### Stated problem
Every line with the string "MUSEUM" should be gathered.

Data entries
....

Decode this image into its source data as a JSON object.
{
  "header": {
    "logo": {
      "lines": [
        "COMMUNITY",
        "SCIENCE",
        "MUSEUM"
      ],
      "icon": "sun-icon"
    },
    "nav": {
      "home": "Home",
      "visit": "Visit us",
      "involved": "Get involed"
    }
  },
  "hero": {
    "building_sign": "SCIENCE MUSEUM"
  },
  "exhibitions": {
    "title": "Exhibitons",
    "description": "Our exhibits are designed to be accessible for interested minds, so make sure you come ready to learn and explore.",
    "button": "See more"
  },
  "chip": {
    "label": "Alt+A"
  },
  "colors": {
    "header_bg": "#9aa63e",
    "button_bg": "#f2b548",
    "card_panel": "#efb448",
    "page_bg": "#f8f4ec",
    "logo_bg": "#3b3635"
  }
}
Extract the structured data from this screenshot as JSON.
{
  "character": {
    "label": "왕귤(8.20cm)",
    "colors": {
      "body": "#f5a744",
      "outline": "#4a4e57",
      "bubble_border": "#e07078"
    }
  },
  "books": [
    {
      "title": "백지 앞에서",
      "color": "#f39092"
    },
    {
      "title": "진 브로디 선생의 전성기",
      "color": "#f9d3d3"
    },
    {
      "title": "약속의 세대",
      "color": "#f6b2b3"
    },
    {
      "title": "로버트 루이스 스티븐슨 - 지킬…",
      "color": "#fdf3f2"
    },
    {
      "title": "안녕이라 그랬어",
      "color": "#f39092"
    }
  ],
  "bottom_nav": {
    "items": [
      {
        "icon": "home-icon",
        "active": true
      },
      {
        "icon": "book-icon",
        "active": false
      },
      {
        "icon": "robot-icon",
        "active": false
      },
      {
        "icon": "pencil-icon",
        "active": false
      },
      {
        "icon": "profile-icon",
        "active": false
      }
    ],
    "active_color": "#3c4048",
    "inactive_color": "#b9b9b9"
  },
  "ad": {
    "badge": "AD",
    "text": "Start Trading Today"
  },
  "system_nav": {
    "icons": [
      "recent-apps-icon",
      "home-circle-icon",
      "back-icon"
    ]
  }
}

....

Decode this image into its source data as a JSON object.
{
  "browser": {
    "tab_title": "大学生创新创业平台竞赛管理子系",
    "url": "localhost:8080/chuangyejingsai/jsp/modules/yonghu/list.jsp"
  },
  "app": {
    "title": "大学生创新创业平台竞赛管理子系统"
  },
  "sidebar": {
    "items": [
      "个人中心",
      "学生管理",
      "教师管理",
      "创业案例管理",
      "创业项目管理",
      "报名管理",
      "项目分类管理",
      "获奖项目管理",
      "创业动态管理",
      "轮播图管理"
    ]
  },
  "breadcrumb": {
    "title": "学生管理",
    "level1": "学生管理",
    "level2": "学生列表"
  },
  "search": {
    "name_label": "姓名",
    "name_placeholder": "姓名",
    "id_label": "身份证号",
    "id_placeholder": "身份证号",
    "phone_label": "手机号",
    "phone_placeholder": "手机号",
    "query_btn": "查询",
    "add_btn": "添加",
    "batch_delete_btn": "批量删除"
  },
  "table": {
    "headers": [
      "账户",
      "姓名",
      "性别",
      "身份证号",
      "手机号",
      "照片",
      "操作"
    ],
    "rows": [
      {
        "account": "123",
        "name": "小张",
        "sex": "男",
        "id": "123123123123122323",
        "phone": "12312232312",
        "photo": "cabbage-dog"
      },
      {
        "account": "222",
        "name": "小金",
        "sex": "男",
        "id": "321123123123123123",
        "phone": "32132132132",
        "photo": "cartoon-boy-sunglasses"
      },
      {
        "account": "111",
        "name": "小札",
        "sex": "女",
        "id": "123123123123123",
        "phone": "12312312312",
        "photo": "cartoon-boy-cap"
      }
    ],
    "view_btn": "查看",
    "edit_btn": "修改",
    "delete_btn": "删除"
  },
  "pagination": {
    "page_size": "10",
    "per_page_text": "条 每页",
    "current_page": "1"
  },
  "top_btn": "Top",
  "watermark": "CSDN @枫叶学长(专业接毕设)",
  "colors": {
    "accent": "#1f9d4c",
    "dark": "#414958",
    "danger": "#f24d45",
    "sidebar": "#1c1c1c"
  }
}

....

### Solution to this problem
        "MUSEUM"
    "building_sign": "SCIENCE MUSEUM"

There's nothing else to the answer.